*PROBLEM TO SOLVE*: Write the lines of the listing below as a JSON list of strings, one string per line and no blank lines, beginning at the line that has "Detect and localize" and stopping after the line that has "box-other-sources: 7634 additional".

## Begin

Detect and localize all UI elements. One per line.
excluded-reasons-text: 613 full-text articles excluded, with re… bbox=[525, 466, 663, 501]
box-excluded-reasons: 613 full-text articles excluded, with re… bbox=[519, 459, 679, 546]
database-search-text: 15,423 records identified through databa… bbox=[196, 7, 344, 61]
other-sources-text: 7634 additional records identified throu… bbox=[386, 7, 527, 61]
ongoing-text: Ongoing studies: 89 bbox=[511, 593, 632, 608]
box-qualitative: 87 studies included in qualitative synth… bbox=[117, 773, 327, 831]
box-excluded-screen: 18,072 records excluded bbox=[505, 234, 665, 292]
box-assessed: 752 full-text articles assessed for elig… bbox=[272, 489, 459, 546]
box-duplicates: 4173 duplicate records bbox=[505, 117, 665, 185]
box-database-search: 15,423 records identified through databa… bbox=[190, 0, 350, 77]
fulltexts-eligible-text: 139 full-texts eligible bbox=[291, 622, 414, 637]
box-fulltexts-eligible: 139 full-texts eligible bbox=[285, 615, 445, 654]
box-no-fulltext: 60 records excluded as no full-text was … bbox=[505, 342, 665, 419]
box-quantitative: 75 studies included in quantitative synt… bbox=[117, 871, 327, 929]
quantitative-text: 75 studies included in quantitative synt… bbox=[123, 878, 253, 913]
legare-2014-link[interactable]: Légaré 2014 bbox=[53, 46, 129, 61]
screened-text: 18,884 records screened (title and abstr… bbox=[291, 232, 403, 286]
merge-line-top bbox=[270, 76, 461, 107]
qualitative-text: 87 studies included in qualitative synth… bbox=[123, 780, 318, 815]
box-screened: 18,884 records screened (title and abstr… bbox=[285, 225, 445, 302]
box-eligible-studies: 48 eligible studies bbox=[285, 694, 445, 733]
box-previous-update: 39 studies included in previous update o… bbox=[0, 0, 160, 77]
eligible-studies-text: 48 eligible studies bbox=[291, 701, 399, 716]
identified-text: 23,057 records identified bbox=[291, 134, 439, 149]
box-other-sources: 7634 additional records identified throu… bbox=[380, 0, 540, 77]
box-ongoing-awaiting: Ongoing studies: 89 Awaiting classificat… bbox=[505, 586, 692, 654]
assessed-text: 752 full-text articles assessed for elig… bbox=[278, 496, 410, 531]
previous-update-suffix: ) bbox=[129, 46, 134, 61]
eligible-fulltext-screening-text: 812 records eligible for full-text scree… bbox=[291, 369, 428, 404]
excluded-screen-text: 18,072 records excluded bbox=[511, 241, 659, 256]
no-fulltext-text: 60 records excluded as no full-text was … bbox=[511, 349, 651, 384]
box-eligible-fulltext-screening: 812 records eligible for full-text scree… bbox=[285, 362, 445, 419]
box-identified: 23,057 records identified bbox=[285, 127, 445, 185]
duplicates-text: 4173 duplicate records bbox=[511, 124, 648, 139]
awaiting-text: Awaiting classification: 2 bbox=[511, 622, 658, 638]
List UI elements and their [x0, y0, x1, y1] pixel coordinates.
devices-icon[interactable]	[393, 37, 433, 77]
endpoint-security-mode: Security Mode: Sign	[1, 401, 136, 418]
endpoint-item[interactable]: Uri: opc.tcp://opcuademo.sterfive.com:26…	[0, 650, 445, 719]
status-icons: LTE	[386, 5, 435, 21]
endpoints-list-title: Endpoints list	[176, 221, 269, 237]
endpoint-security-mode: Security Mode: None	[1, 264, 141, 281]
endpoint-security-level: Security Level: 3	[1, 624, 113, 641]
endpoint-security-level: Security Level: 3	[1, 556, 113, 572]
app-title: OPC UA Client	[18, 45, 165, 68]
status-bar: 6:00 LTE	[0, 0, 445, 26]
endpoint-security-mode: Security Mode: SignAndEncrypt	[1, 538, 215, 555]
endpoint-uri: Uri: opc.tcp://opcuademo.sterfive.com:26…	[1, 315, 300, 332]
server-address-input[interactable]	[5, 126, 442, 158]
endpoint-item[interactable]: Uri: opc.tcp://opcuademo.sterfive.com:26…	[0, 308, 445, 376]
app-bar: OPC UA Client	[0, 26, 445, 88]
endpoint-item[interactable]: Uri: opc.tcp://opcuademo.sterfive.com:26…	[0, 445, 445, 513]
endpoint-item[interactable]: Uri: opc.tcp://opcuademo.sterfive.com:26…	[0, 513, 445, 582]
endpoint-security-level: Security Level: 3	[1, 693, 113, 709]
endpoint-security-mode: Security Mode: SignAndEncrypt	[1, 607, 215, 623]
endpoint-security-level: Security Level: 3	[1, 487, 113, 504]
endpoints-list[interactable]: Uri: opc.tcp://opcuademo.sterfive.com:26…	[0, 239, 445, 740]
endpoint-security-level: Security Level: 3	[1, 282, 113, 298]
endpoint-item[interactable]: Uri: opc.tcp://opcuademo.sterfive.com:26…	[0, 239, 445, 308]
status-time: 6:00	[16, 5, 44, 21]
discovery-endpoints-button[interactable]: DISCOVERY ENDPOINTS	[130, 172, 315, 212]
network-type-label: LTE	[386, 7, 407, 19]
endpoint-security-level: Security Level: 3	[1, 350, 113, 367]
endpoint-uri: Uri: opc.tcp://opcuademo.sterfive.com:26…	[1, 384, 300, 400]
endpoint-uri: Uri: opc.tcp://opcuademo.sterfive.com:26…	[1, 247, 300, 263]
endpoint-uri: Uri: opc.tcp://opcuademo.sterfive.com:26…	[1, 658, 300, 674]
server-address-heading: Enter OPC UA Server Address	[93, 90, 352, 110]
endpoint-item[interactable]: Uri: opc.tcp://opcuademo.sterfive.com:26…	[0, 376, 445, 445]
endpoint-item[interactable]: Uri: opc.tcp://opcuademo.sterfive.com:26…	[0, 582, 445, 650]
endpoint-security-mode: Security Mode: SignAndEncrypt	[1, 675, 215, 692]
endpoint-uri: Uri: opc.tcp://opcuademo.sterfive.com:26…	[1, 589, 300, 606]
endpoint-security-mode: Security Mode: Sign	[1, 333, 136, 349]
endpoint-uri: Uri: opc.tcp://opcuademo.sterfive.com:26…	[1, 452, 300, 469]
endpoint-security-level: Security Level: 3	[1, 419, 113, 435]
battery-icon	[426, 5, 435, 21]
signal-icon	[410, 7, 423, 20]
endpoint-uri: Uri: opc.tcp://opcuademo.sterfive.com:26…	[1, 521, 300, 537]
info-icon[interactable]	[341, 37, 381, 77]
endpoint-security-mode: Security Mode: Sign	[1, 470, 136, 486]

## End
## Begin

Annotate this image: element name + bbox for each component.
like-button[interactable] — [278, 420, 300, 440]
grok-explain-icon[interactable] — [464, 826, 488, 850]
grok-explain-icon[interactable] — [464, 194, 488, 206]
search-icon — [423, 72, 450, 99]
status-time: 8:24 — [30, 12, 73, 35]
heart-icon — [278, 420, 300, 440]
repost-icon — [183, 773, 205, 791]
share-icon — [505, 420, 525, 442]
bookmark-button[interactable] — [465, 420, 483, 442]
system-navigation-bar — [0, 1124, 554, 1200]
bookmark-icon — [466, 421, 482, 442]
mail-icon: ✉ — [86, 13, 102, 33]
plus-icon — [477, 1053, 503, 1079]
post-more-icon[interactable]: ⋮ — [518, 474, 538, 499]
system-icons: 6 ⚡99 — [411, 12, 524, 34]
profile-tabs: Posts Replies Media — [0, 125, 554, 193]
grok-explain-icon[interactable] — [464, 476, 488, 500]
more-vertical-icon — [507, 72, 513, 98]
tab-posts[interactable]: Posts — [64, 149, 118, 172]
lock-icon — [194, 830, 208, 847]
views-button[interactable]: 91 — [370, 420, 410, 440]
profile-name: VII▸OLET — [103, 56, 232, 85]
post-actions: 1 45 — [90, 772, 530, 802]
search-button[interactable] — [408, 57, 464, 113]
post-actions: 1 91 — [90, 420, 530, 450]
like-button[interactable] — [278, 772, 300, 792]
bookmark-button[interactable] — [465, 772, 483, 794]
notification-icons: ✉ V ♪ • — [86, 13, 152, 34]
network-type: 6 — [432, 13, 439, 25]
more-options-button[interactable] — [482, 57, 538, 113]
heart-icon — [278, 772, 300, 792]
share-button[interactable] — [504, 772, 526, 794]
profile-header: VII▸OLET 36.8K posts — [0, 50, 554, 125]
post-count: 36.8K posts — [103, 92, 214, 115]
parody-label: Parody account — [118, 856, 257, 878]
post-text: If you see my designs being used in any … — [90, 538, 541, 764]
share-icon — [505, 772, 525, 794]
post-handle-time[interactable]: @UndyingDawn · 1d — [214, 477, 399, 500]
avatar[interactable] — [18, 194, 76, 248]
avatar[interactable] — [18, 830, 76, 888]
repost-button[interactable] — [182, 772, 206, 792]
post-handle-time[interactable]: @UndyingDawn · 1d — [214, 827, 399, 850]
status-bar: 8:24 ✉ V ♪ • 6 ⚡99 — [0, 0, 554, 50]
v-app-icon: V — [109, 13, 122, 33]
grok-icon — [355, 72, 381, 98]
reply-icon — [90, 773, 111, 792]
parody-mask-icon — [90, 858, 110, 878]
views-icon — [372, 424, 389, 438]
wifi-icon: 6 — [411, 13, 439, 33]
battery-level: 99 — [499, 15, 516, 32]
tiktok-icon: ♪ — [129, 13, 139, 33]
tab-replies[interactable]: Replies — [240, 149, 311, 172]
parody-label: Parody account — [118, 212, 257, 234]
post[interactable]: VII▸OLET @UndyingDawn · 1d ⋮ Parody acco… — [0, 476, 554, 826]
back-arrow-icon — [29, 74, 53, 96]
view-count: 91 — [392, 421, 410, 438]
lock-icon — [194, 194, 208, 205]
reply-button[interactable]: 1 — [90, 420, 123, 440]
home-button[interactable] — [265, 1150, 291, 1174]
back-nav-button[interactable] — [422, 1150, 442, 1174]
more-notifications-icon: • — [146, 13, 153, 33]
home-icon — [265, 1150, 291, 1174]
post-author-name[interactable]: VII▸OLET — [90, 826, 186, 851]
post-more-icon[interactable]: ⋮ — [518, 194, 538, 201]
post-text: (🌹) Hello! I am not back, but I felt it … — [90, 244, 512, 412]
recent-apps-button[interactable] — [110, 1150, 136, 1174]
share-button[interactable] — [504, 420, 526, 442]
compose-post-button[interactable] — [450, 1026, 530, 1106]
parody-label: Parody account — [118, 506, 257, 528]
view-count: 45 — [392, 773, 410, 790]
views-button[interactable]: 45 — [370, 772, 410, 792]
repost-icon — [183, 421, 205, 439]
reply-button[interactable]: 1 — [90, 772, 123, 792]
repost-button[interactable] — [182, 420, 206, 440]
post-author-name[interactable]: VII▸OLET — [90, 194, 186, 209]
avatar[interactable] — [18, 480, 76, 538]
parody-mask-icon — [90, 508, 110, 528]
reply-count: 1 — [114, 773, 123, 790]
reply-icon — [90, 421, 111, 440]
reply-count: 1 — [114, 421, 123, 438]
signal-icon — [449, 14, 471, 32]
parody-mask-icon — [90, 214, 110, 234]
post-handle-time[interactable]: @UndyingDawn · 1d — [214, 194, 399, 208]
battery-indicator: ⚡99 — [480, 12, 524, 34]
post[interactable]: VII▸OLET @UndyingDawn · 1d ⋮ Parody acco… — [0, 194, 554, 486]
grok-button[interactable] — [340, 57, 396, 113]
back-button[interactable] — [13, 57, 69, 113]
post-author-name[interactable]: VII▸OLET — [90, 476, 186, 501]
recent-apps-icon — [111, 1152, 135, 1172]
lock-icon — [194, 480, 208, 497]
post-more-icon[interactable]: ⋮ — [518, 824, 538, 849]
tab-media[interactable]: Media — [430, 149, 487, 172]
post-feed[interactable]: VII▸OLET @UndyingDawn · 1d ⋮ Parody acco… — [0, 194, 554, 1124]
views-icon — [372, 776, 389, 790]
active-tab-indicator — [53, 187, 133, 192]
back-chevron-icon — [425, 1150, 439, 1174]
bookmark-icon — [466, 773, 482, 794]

## End

*FINAL ANSWER*:
[
  "Detect and localize all UI elements. One per line.",
  "excluded-reasons-text: 613 full-text articles excluded, with re… bbox=[525, 466, 663, 501]",
  "box-excluded-reasons: 613 full-text articles excluded, with re… bbox=[519, 459, 679, 546]",
  "database-search-text: 15,423 records identified through databa… bbox=[196, 7, 344, 61]",
  "other-sources-text: 7634 additional records identified throu… bbox=[386, 7, 527, 61]",
  "ongoing-text: Ongoing studies: 89 bbox=[511, 593, 632, 608]",
  "box-qualitative: 87 studies included in qualitative synth… bbox=[117, 773, 327, 831]",
  "box-excluded-screen: 18,072 records excluded bbox=[505, 234, 665, 292]",
  "box-assessed: 752 full-text articles assessed for elig… bbox=[272, 489, 459, 546]",
  "box-duplicates: 4173 duplicate records bbox=[505, 117, 665, 185]",
  "box-database-search: 15,423 records identified through databa… bbox=[190, 0, 350, 77]",
  "fulltexts-eligible-text: 139 full-texts eligible bbox=[291, 622, 414, 637]",
  "box-fulltexts-eligible: 139 full-texts eligible bbox=[285, 615, 445, 654]",
  "box-no-fulltext: 60 records excluded as no full-text was … bbox=[505, 342, 665, 419]",
  "box-quantitative: 75 studies included in quantitative synt… bbox=[117, 871, 327, 929]",
  "quantitative-text: 75 studies included in quantitative synt… bbox=[123, 878, 253, 913]",
  "legare-2014-link[interactable]: Légaré 2014 bbox=[53, 46, 129, 61]",
  "screened-text: 18,884 records screened (title and abstr… bbox=[291, 232, 403, 286]",
  "merge-line-top bbox=[270, 76, 461, 107]",
  "qualitative-text: 87 studies included in qualitative synth… bbox=[123, 780, 318, 815]",
  "box-screened: 18,884 records screened (title and abstr… bbox=[285, 225, 445, 302]",
  "box-eligible-studies: 48 eligible studies bbox=[285, 694, 445, 733]",
  "box-previous-update: 39 studies included in previous update o… bbox=[0, 0, 160, 77]",
  "eligible-studies-text: 48 eligible studies bbox=[291, 701, 399, 716]",
  "identified-text: 23,057 records identified bbox=[291, 134, 439, 149]",
  "box-other-sources: 7634 additional records identified throu… bbox=[380, 0, 540, 77]"
]